START Provided information
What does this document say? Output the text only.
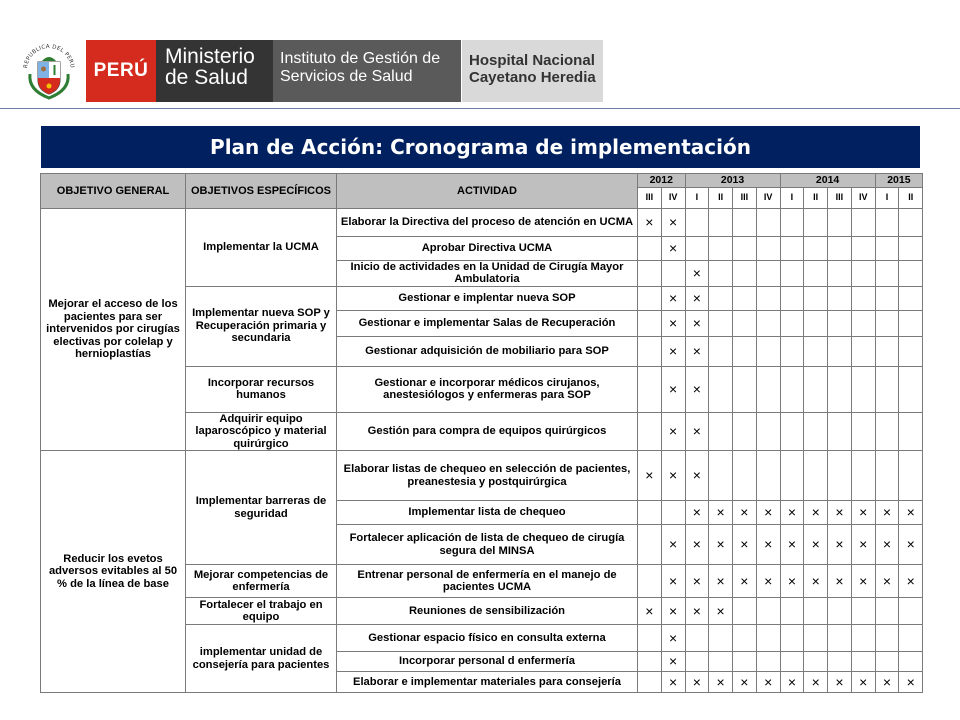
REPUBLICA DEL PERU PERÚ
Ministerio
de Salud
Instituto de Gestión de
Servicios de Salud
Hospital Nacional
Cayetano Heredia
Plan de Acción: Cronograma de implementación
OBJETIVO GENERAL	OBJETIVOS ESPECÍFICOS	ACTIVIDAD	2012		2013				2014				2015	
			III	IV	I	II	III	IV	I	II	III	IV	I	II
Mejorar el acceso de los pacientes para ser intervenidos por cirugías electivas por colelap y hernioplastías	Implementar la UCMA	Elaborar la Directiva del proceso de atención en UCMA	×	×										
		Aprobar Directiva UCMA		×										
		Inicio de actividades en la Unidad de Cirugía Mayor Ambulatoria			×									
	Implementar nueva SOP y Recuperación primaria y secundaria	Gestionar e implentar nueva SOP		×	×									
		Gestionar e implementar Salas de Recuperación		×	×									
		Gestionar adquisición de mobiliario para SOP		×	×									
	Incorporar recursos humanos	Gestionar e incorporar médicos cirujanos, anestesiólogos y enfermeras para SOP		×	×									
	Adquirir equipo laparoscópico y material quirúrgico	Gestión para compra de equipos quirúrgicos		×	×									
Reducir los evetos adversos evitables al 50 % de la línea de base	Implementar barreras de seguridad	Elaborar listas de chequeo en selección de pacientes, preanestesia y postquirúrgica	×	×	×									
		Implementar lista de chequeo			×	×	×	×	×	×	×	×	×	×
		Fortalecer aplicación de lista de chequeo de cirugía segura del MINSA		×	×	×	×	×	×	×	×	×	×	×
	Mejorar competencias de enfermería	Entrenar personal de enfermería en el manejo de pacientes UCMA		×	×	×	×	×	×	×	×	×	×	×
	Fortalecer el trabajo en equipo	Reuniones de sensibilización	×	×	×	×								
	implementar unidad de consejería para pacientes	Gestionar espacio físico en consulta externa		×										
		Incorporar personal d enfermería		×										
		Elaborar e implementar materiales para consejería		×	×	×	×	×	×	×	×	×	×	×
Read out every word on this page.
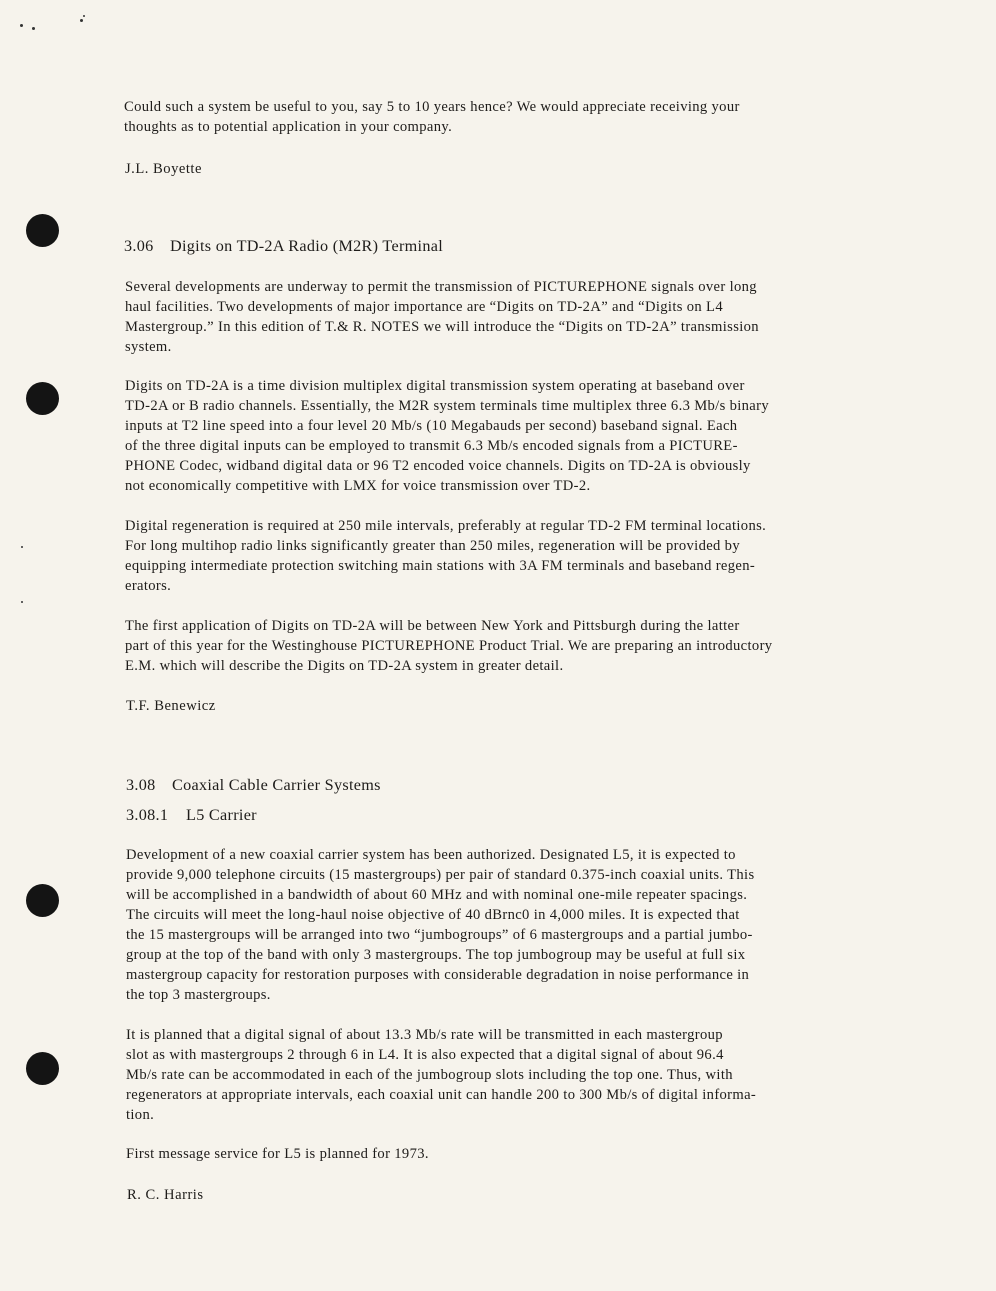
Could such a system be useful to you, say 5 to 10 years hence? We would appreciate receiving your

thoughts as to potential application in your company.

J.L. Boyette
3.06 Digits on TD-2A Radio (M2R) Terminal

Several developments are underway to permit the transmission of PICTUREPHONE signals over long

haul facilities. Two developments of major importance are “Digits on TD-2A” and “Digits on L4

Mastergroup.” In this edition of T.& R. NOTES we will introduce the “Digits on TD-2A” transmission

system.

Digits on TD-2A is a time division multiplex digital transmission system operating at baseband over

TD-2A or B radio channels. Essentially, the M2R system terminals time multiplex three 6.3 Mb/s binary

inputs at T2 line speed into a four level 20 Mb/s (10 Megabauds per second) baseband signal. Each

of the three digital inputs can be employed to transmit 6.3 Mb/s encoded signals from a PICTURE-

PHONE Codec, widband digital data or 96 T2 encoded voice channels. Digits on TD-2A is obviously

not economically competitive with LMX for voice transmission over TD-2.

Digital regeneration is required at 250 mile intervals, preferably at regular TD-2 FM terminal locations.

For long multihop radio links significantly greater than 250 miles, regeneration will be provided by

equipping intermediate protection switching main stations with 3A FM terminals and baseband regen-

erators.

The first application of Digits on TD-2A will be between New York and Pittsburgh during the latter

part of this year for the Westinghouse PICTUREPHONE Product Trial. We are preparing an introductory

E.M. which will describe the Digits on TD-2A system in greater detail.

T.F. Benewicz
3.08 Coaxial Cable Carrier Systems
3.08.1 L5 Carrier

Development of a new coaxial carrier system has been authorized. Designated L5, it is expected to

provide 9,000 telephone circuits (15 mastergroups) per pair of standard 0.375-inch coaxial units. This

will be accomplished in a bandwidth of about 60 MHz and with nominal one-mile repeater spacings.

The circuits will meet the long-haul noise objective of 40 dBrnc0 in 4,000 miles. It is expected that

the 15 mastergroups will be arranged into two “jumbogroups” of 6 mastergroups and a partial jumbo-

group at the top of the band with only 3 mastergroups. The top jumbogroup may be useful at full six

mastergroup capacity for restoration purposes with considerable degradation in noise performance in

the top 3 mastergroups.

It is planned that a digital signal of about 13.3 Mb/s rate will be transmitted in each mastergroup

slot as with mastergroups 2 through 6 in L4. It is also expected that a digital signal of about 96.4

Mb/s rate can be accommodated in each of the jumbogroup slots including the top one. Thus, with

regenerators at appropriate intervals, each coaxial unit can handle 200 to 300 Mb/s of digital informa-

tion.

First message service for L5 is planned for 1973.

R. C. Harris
END Provided information
* _Written task_: Leave the pictures out and copy the rest of the data exactly.

* _Solution_:
What does this document say? Output the text only.
REPUBLICA DEL PERU PERÚ
Ministerio
de Salud
Instituto de Gestión de
Servicios de Salud
Hospital Nacional
Cayetano Heredia
Plan de Acción: Cronograma de implementación
OBJETIVO GENERAL	OBJETIVOS ESPECÍFICOS	ACTIVIDAD	2012		2013				2014				2015	
			III	IV	I	II	III	IV	I	II	III	IV	I	II
Mejorar el acceso de los pacientes para ser intervenidos por cirugías electivas por colelap y hernioplastías	Implementar la UCMA	Elaborar la Directiva del proceso de atención en UCMA	×	×										
		Aprobar Directiva UCMA		×										
		Inicio de actividades en la Unidad de Cirugía Mayor Ambulatoria			×									
	Implementar nueva SOP y Recuperación primaria y secundaria	Gestionar e implentar nueva SOP		×	×									
		Gestionar e implementar Salas de Recuperación		×	×									
		Gestionar adquisición de mobiliario para SOP		×	×									
	Incorporar recursos humanos	Gestionar e incorporar médicos cirujanos, anestesiólogos y enfermeras para SOP		×	×									
	Adquirir equipo laparoscópico y material quirúrgico	Gestión para compra de equipos quirúrgicos		×	×									
Reducir los evetos adversos evitables al 50 % de la línea de base	Implementar barreras de seguridad	Elaborar listas de chequeo en selección de pacientes, preanestesia y postquirúrgica	×	×	×									
		Implementar lista de chequeo			×	×	×	×	×	×	×	×	×	×
		Fortalecer aplicación de lista de chequeo de cirugía segura del MINSA		×	×	×	×	×	×	×	×	×	×	×
	Mejorar competencias de enfermería	Entrenar personal de enfermería en el manejo de pacientes UCMA		×	×	×	×	×	×	×	×	×	×	×
	Fortalecer el trabajo en equipo	Reuniones de sensibilización	×	×	×	×								
	implementar unidad de consejería para pacientes	Gestionar espacio físico en consulta externa		×										
		Incorporar personal d enfermería		×										
		Elaborar e implementar materiales para consejería		×	×	×	×	×	×	×	×	×	×	×
Read out every word on this page.
Could such a system be useful to you, say 5 to 10 years hence? We would appreciate receiving your

thoughts as to potential application in your company.

J.L. Boyette
3.06 Digits on TD-2A Radio (M2R) Terminal

Several developments are underway to permit the transmission of PICTUREPHONE signals over long

haul facilities. Two developments of major importance are “Digits on TD-2A” and “Digits on L4

Mastergroup.” In this edition of T.& R. NOTES we will introduce the “Digits on TD-2A” transmission

system.

Digits on TD-2A is a time division multiplex digital transmission system operating at baseband over

TD-2A or B radio channels. Essentially, the M2R system terminals time multiplex three 6.3 Mb/s binary

inputs at T2 line speed into a four level 20 Mb/s (10 Megabauds per second) baseband signal. Each

of the three digital inputs can be employed to transmit 6.3 Mb/s encoded signals from a PICTURE-

PHONE Codec, widband digital data or 96 T2 encoded voice channels. Digits on TD-2A is obviously

not economically competitive with LMX for voice transmission over TD-2.

Digital regeneration is required at 250 mile intervals, preferably at regular TD-2 FM terminal locations.

For long multihop radio links significantly greater than 250 miles, regeneration will be provided by

equipping intermediate protection switching main stations with 3A FM terminals and baseband regen-

erators.

The first application of Digits on TD-2A will be between New York and Pittsburgh during the latter

part of this year for the Westinghouse PICTUREPHONE Product Trial. We are preparing an introductory

E.M. which will describe the Digits on TD-2A system in greater detail.

T.F. Benewicz
3.08 Coaxial Cable Carrier Systems
3.08.1 L5 Carrier

Development of a new coaxial carrier system has been authorized. Designated L5, it is expected to

provide 9,000 telephone circuits (15 mastergroups) per pair of standard 0.375-inch coaxial units. This

will be accomplished in a bandwidth of about 60 MHz and with nominal one-mile repeater spacings.

The circuits will meet the long-haul noise objective of 40 dBrnc0 in 4,000 miles. It is expected that

the 15 mastergroups will be arranged into two “jumbogroups” of 6 mastergroups and a partial jumbo-

group at the top of the band with only 3 mastergroups. The top jumbogroup may be useful at full six

mastergroup capacity for restoration purposes with considerable degradation in noise performance in

the top 3 mastergroups.

It is planned that a digital signal of about 13.3 Mb/s rate will be transmitted in each mastergroup

slot as with mastergroups 2 through 6 in L4. It is also expected that a digital signal of about 96.4

Mb/s rate can be accommodated in each of the jumbogroup slots including the top one. Thus, with

regenerators at appropriate intervals, each coaxial unit can handle 200 to 300 Mb/s of digital informa-

tion.

First message service for L5 is planned for 1973.

R. C. Harris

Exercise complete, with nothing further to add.